In the entries below, find each line bearing the string "leaf" and copy it.

------

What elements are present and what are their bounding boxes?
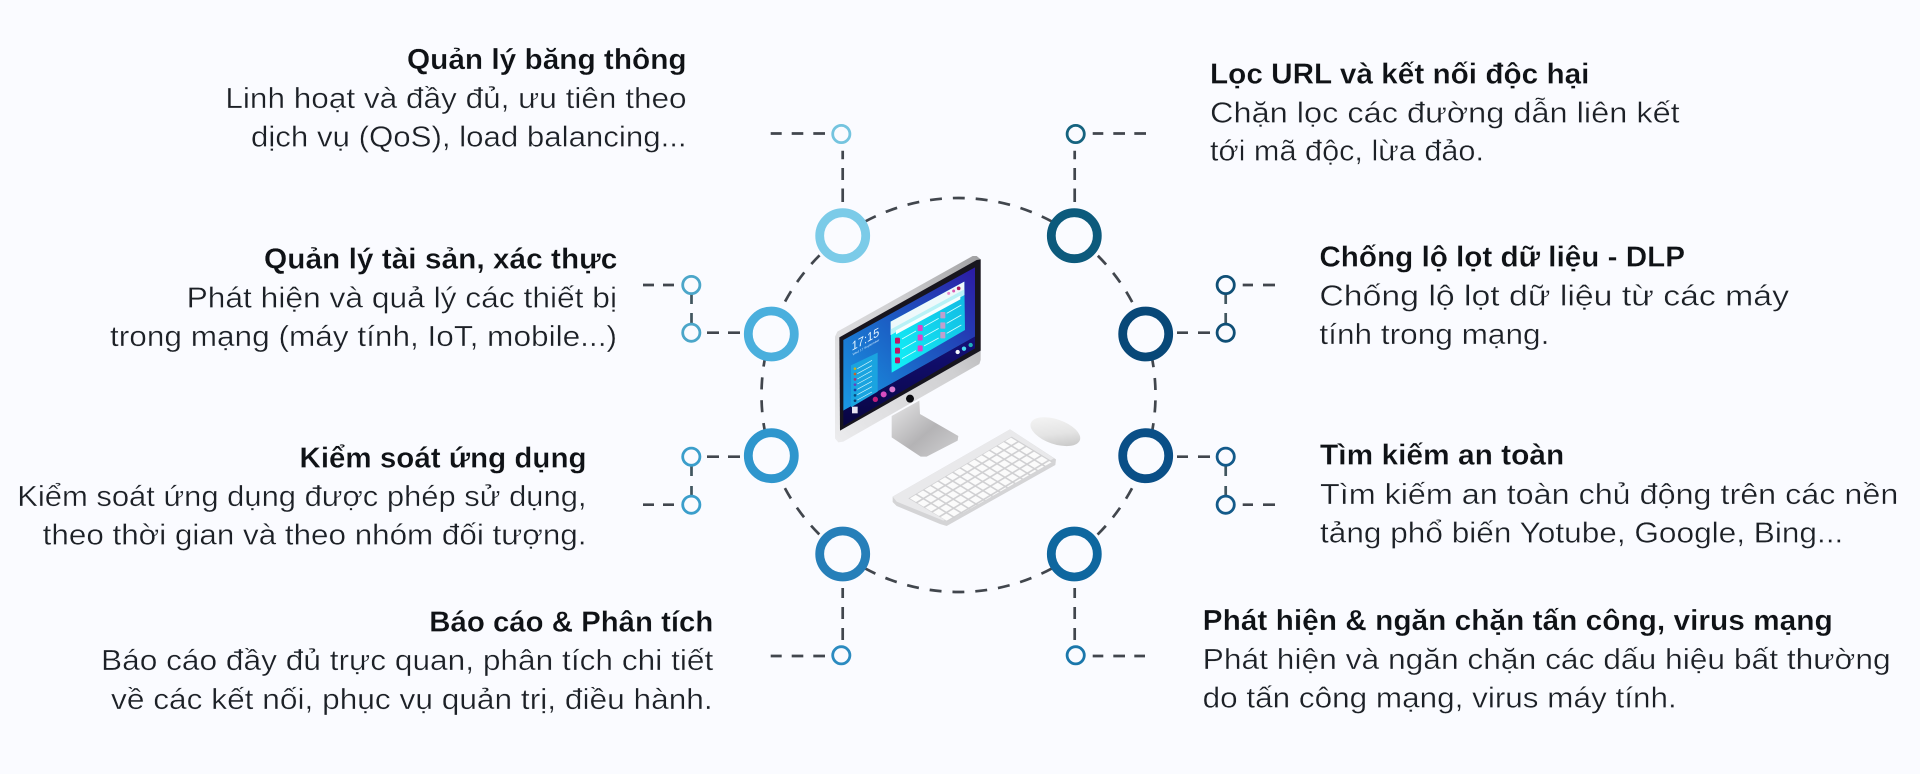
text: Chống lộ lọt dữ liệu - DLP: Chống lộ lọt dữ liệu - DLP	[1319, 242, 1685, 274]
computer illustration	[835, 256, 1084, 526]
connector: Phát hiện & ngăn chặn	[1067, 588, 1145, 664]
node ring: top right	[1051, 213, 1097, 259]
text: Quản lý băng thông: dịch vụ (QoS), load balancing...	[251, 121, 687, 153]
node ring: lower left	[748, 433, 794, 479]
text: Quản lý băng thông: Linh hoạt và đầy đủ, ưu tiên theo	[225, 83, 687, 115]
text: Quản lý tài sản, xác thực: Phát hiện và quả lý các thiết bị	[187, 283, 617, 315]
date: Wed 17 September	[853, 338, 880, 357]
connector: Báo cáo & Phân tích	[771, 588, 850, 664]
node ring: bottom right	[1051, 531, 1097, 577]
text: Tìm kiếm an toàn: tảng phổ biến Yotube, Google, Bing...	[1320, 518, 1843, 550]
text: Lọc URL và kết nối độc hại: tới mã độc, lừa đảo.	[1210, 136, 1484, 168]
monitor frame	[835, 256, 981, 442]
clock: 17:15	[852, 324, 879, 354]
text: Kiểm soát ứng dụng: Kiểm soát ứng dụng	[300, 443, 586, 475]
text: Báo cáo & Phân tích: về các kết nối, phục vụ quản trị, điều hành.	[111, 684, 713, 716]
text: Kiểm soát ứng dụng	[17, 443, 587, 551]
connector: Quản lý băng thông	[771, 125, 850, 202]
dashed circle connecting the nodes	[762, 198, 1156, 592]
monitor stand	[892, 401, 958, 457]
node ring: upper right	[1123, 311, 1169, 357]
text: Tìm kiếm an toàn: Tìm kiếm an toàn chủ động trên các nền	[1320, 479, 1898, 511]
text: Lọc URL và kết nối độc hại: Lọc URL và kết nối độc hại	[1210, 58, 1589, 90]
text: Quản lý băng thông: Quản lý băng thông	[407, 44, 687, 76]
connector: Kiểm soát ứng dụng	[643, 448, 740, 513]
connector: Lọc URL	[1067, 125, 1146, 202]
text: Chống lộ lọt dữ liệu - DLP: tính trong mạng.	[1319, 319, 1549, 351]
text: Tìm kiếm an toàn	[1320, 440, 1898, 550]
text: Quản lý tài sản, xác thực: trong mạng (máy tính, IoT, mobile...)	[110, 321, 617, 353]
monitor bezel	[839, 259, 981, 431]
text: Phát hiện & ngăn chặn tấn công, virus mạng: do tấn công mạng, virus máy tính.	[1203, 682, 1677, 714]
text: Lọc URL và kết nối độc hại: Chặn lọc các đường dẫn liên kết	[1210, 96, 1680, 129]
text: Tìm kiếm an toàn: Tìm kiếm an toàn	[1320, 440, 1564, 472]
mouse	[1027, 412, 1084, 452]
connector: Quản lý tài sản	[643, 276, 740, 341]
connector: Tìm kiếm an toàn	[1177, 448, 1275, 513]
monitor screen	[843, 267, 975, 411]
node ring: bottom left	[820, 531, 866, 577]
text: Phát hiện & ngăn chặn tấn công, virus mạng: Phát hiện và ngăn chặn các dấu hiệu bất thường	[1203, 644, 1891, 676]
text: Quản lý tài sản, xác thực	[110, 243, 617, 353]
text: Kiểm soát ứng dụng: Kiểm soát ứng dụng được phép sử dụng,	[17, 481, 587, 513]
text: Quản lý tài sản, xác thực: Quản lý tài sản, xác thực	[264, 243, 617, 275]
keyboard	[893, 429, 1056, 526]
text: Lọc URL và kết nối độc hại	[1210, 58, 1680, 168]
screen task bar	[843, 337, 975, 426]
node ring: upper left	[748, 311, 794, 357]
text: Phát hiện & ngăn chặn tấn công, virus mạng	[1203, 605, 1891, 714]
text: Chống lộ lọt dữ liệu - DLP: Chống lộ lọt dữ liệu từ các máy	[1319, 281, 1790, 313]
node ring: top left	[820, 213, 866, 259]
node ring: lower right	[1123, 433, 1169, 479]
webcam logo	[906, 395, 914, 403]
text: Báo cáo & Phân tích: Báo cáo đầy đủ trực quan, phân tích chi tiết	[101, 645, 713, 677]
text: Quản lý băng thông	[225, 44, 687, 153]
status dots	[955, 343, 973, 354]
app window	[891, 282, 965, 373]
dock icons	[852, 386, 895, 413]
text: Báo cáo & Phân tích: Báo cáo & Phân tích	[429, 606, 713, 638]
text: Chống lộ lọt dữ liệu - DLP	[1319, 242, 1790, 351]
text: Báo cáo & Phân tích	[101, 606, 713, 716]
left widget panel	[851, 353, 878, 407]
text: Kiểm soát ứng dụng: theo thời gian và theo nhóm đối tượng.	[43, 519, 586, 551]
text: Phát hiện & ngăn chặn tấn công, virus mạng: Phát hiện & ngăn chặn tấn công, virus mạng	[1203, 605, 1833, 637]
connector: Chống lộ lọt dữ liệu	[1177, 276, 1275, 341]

------

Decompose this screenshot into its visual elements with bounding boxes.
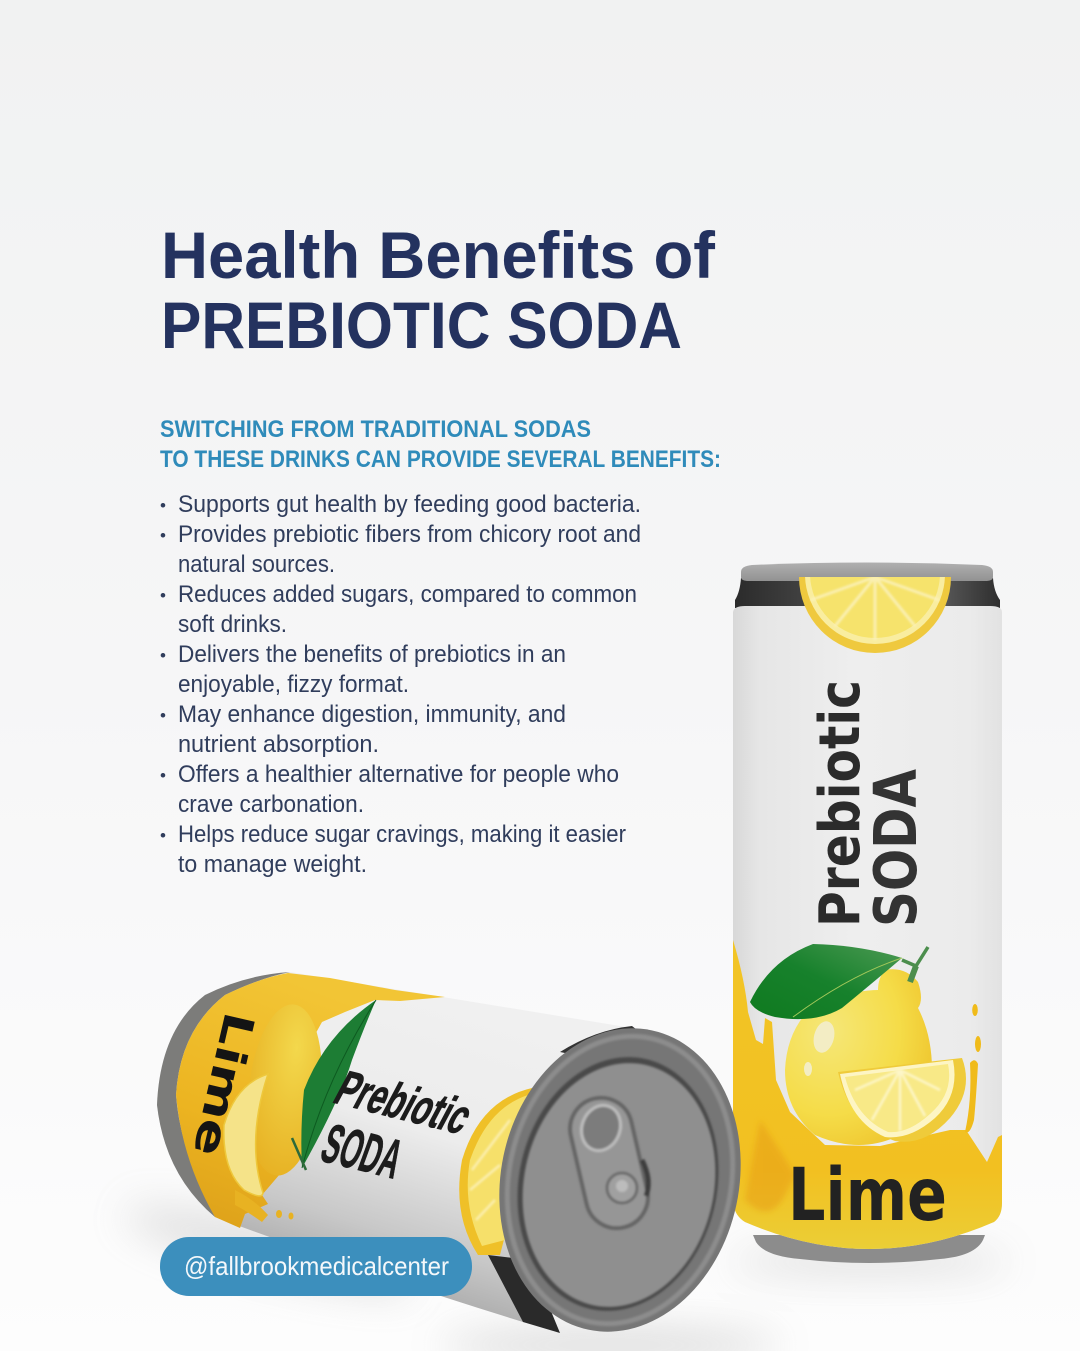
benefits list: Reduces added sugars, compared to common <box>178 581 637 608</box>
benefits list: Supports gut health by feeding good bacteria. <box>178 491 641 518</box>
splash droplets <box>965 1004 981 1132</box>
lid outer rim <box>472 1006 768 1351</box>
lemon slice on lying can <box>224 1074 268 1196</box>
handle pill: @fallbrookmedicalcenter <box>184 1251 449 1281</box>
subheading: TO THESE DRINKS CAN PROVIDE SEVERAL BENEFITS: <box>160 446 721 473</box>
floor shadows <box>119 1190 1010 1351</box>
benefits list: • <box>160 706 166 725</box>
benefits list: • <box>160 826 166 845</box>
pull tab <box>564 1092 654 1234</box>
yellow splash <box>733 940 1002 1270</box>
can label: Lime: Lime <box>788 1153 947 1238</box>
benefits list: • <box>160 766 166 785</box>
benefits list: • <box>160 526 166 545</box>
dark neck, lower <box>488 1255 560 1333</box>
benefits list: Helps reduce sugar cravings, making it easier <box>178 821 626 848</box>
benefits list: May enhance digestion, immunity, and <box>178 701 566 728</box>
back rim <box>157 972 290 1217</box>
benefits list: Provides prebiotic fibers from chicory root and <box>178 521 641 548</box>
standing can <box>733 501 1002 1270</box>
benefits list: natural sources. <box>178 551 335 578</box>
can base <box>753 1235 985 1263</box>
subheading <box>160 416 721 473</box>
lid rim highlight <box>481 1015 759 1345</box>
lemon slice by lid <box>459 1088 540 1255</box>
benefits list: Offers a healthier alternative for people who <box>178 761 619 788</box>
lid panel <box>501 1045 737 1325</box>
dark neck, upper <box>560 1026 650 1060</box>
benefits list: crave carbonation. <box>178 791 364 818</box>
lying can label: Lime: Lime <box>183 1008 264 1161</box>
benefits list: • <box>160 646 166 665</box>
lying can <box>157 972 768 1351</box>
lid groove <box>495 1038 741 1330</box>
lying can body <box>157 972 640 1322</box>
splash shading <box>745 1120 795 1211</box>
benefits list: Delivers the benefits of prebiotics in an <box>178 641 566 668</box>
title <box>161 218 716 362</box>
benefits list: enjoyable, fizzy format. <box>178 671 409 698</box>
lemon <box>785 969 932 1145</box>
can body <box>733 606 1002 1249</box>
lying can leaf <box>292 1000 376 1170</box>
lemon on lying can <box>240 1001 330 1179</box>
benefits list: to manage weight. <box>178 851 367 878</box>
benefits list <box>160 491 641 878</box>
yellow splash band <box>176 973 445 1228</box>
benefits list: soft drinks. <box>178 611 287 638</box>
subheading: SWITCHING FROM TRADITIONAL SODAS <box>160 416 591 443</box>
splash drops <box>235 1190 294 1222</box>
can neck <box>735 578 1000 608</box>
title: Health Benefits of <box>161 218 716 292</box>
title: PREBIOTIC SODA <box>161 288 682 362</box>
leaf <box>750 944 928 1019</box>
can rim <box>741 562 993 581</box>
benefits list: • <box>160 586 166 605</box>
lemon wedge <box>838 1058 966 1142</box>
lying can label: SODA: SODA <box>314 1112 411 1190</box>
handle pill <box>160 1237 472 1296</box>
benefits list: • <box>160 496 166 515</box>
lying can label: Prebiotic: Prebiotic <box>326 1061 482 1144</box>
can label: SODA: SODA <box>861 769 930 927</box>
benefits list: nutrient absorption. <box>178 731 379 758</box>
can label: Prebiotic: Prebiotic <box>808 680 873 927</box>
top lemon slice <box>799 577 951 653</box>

------

SOLUTION TO THE EXERCISE:
lying can leaf <box>292 1000 376 1170</box>
leaf <box>750 944 928 1019</box>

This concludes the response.